## [Exercise objective]
Where a line contains the word "Sensitivity", copy that line.

[Dataset records]
---+---

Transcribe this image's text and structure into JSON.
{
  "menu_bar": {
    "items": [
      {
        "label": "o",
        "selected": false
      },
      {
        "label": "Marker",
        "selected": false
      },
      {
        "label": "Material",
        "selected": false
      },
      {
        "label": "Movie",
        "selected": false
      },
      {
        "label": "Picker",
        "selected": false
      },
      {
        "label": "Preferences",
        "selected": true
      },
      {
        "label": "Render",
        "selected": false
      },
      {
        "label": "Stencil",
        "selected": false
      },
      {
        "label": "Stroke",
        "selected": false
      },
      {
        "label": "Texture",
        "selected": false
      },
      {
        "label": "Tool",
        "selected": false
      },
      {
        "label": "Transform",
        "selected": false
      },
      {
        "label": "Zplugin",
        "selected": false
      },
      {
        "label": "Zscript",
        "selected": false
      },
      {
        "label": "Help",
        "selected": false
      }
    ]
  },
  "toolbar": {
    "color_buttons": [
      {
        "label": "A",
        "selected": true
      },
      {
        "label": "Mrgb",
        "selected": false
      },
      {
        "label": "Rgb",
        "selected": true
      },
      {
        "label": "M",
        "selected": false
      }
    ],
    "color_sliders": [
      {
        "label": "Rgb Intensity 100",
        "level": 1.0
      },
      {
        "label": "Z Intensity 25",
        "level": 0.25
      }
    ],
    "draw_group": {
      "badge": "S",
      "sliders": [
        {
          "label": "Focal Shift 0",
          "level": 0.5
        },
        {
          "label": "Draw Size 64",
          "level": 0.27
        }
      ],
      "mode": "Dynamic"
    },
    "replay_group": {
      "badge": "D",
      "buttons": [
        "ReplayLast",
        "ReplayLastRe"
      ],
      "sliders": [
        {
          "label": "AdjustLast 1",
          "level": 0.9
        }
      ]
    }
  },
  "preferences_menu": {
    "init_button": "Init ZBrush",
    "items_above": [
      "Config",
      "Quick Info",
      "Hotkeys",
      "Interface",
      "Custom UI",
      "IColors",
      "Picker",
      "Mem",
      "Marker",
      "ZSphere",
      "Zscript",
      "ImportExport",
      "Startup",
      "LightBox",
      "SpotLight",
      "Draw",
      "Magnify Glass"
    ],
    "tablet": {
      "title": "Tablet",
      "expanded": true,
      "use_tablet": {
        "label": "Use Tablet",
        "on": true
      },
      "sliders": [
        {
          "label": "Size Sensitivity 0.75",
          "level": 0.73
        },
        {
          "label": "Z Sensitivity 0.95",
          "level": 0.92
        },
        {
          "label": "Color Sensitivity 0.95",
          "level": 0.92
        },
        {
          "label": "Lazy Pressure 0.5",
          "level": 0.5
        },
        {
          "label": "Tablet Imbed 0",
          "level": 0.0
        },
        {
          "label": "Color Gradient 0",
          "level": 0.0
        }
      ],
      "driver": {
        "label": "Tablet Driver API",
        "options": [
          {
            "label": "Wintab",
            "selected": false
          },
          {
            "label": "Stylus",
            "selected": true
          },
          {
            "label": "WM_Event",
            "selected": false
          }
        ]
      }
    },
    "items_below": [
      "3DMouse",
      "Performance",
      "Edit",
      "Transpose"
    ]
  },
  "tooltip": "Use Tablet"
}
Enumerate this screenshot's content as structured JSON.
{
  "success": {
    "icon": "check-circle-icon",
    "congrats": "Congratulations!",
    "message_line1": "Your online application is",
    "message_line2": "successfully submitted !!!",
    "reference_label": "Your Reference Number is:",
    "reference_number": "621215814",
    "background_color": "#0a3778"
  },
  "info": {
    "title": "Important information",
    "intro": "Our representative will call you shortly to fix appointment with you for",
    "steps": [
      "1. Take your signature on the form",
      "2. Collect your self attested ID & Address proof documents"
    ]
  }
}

---+---

## [Task result]
          "label": "Size Sensitivity 0.75",
          "label": "Z Sensitivity 0.95",
          "label": "Color Sensitivity 0.95",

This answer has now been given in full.